Exercise prompt — Go through the entries below and collect each line with the string "this" in it.

Source records —
------------------------------------------------

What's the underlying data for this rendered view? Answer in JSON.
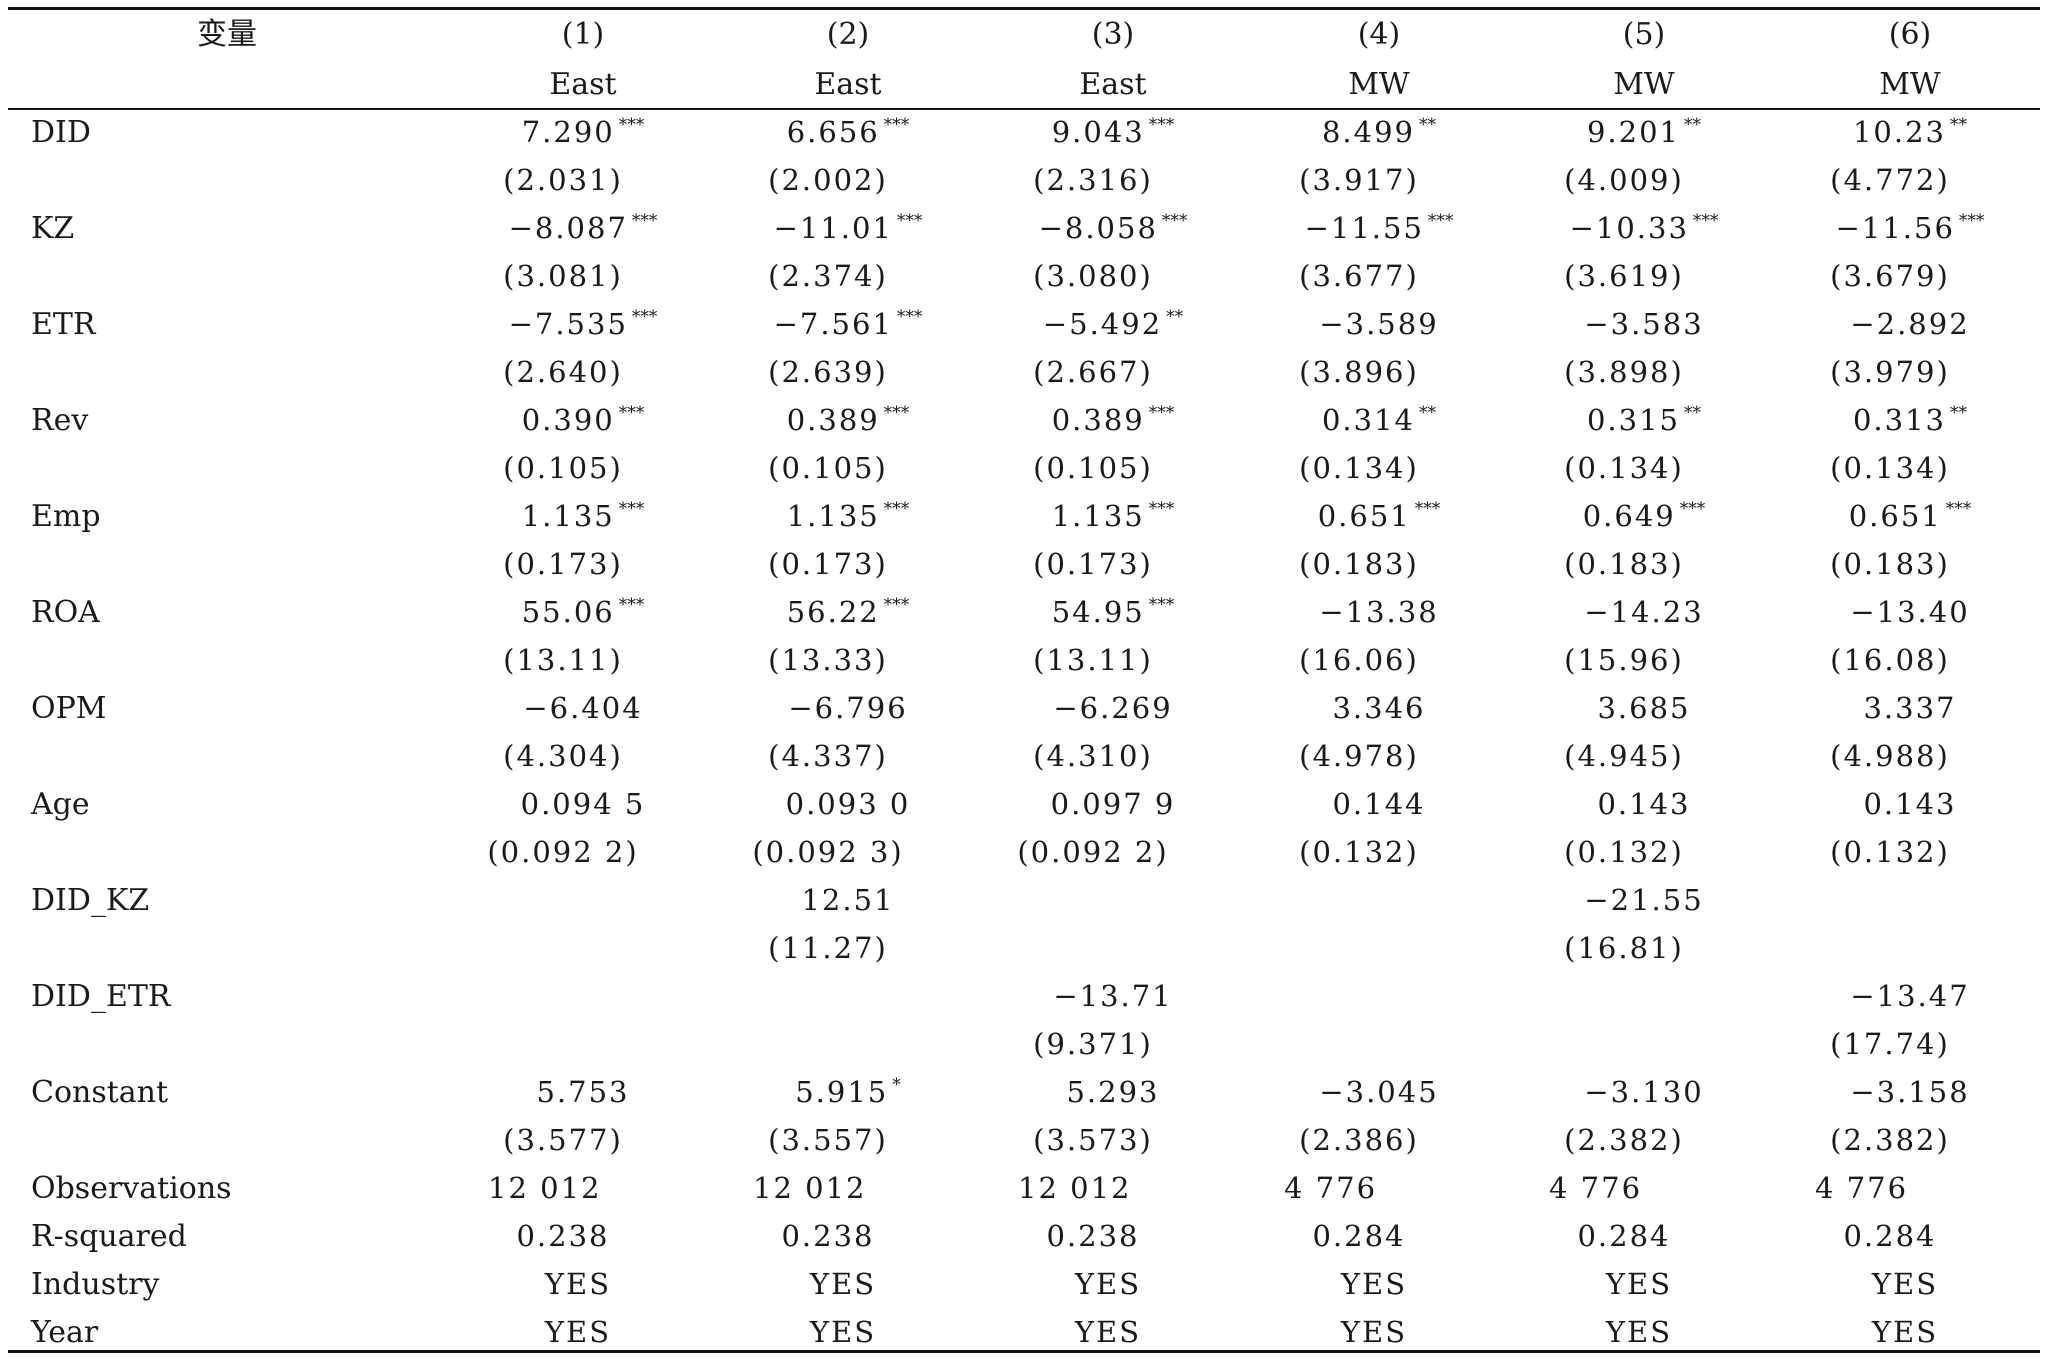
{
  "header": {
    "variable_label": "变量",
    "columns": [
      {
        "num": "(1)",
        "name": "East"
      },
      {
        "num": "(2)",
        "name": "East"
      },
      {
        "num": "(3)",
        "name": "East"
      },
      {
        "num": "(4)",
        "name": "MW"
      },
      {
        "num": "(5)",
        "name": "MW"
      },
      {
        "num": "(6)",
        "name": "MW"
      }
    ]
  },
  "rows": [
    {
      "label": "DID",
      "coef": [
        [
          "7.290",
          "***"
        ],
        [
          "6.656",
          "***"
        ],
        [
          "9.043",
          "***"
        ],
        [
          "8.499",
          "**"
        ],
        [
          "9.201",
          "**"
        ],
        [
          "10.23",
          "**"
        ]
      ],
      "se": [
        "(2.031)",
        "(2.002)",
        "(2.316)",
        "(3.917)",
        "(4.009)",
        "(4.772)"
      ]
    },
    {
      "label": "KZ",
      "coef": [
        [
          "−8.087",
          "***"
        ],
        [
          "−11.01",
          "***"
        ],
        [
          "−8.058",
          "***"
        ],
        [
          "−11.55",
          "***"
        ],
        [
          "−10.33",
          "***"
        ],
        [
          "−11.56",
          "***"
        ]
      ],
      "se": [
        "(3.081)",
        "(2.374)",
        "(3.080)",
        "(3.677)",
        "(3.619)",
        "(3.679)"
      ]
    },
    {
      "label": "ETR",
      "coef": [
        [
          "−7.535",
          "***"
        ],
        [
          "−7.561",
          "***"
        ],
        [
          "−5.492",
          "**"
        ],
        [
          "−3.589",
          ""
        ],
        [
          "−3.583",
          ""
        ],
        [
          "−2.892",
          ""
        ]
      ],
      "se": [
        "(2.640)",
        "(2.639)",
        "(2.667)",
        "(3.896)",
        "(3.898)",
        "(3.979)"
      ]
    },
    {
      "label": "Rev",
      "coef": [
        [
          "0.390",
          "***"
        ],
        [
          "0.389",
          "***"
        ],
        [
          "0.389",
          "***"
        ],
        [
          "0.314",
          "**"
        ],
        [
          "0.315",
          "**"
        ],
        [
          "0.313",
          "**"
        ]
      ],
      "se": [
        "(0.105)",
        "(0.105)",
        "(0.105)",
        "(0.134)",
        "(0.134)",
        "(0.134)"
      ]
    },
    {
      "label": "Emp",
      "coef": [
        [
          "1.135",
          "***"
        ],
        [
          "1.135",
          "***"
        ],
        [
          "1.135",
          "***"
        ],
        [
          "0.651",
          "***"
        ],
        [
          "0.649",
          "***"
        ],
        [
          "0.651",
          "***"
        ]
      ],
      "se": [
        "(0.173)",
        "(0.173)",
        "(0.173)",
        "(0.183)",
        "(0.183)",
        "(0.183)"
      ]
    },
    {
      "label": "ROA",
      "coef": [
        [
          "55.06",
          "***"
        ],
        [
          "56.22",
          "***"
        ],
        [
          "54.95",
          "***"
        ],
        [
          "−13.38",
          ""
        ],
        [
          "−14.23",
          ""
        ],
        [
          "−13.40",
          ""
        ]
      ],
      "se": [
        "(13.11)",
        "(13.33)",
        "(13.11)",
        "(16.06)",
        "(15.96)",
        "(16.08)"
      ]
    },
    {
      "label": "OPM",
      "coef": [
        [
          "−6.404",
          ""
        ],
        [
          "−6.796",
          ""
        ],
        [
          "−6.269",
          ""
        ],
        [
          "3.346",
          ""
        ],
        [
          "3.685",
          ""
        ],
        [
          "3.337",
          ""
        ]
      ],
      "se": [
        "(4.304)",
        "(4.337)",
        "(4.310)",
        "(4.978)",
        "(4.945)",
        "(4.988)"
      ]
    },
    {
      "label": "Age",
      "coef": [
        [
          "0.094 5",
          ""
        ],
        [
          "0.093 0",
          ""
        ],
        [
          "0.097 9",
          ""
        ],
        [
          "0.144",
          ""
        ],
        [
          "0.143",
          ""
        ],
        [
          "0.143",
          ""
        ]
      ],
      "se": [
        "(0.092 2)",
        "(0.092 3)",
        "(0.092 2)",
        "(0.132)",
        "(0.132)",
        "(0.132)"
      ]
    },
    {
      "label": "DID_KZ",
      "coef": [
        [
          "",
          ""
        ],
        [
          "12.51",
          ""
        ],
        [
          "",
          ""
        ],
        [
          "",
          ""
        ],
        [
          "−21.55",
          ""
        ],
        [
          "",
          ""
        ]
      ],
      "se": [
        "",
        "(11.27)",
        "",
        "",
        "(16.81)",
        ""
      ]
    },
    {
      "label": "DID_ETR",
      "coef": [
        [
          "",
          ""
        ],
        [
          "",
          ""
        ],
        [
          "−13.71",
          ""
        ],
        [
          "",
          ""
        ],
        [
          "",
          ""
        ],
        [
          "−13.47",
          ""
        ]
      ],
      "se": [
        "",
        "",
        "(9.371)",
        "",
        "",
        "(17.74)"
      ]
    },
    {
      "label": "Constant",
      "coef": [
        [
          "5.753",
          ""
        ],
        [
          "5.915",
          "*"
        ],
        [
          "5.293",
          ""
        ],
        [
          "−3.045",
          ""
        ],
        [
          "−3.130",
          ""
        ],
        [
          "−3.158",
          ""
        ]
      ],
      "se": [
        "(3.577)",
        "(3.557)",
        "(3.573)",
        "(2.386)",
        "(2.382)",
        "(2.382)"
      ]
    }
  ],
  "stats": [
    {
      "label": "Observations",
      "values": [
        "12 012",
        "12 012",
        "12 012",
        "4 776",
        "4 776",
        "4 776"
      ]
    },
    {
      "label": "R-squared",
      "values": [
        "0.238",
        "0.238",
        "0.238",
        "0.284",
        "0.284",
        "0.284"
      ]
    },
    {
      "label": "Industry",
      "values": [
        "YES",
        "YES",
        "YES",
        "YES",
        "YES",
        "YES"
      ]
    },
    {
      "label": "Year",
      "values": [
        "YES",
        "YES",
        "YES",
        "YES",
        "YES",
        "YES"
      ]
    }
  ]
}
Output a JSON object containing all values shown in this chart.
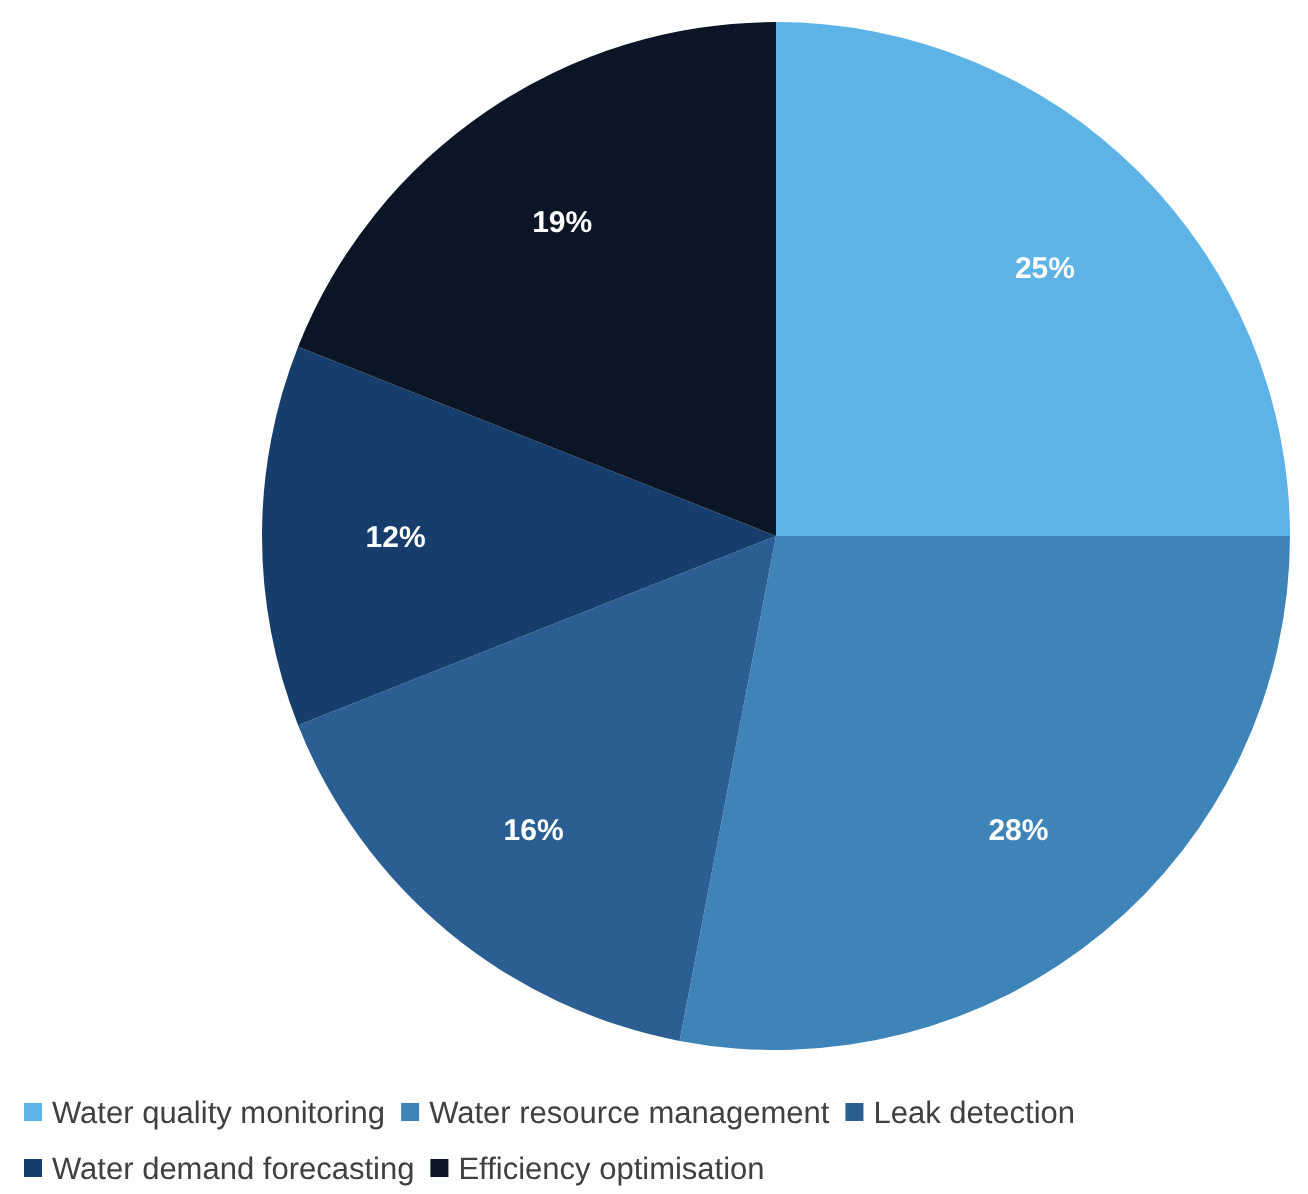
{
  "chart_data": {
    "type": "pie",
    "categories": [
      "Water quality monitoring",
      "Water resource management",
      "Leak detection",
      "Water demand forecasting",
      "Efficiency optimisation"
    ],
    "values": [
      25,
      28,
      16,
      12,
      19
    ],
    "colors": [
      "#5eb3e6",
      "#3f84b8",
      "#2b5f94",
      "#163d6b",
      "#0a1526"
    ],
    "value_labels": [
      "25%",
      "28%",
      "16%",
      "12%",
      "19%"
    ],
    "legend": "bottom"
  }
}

------------------------------------------------

Answer for the task —
What's the underlying data for this rendered view? Answer in JSON.
Output a JSON object containing all values shown in this chart.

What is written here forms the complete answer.